## begin INPUT FOR THIS TASK
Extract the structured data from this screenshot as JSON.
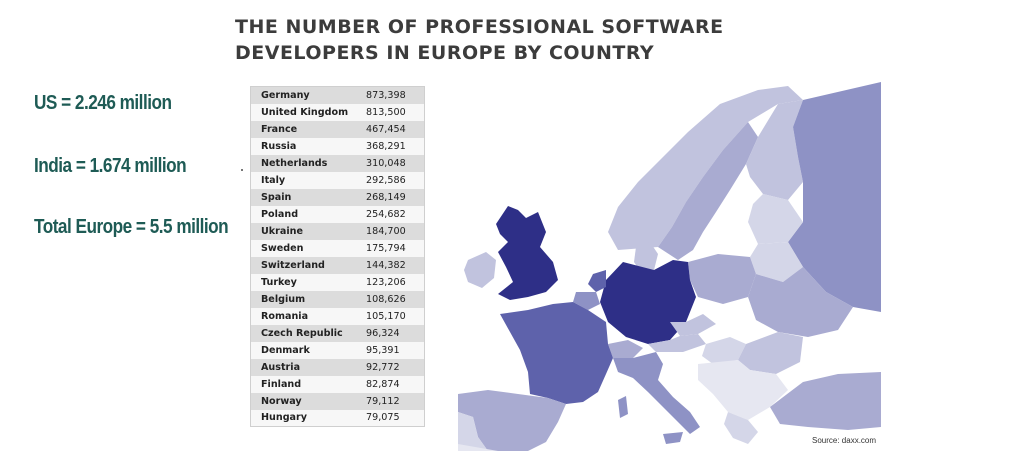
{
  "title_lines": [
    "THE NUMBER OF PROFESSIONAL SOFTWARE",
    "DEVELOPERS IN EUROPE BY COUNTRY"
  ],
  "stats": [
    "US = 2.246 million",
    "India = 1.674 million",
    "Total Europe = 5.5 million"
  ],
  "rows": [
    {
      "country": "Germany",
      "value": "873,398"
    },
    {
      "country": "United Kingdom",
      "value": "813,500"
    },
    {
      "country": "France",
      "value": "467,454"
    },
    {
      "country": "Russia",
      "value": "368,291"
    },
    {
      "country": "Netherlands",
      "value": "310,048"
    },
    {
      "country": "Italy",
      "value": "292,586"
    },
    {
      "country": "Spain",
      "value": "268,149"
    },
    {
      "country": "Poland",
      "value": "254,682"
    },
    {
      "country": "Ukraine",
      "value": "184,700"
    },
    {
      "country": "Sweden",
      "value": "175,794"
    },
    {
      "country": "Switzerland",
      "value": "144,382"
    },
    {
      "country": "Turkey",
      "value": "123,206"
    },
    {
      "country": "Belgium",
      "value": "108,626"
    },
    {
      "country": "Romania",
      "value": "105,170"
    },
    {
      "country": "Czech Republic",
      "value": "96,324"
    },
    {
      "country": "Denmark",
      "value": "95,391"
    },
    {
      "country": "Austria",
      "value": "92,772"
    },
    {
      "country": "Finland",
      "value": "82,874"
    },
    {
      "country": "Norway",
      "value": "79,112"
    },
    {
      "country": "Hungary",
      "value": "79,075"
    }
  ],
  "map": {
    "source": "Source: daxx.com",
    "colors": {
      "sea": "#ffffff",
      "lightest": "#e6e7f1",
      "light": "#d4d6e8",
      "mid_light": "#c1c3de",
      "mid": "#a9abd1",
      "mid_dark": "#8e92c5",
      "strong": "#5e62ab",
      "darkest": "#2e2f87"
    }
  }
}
## end INPUT FOR THIS TASK
**WHAT TO PRODUCE**:
Repeat the listing in full and exactly. Leave any pictures out.

**WRITTEN ANSWER**:
Extract the structured data from this screenshot as JSON.
{
  "title_lines": [
    "THE NUMBER OF PROFESSIONAL SOFTWARE",
    "DEVELOPERS IN EUROPE BY COUNTRY"
  ],
  "stats": [
    "US = 2.246 million",
    "India = 1.674 million",
    "Total Europe = 5.5 million"
  ],
  "rows": [
    {
      "country": "Germany",
      "value": "873,398"
    },
    {
      "country": "United Kingdom",
      "value": "813,500"
    },
    {
      "country": "France",
      "value": "467,454"
    },
    {
      "country": "Russia",
      "value": "368,291"
    },
    {
      "country": "Netherlands",
      "value": "310,048"
    },
    {
      "country": "Italy",
      "value": "292,586"
    },
    {
      "country": "Spain",
      "value": "268,149"
    },
    {
      "country": "Poland",
      "value": "254,682"
    },
    {
      "country": "Ukraine",
      "value": "184,700"
    },
    {
      "country": "Sweden",
      "value": "175,794"
    },
    {
      "country": "Switzerland",
      "value": "144,382"
    },
    {
      "country": "Turkey",
      "value": "123,206"
    },
    {
      "country": "Belgium",
      "value": "108,626"
    },
    {
      "country": "Romania",
      "value": "105,170"
    },
    {
      "country": "Czech Republic",
      "value": "96,324"
    },
    {
      "country": "Denmark",
      "value": "95,391"
    },
    {
      "country": "Austria",
      "value": "92,772"
    },
    {
      "country": "Finland",
      "value": "82,874"
    },
    {
      "country": "Norway",
      "value": "79,112"
    },
    {
      "country": "Hungary",
      "value": "79,075"
    }
  ],
  "map": {
    "source": "Source: daxx.com",
    "colors": {
      "sea": "#ffffff",
      "lightest": "#e6e7f1",
      "light": "#d4d6e8",
      "mid_light": "#c1c3de",
      "mid": "#a9abd1",
      "mid_dark": "#8e92c5",
      "strong": "#5e62ab",
      "darkest": "#2e2f87"
    }
  }
}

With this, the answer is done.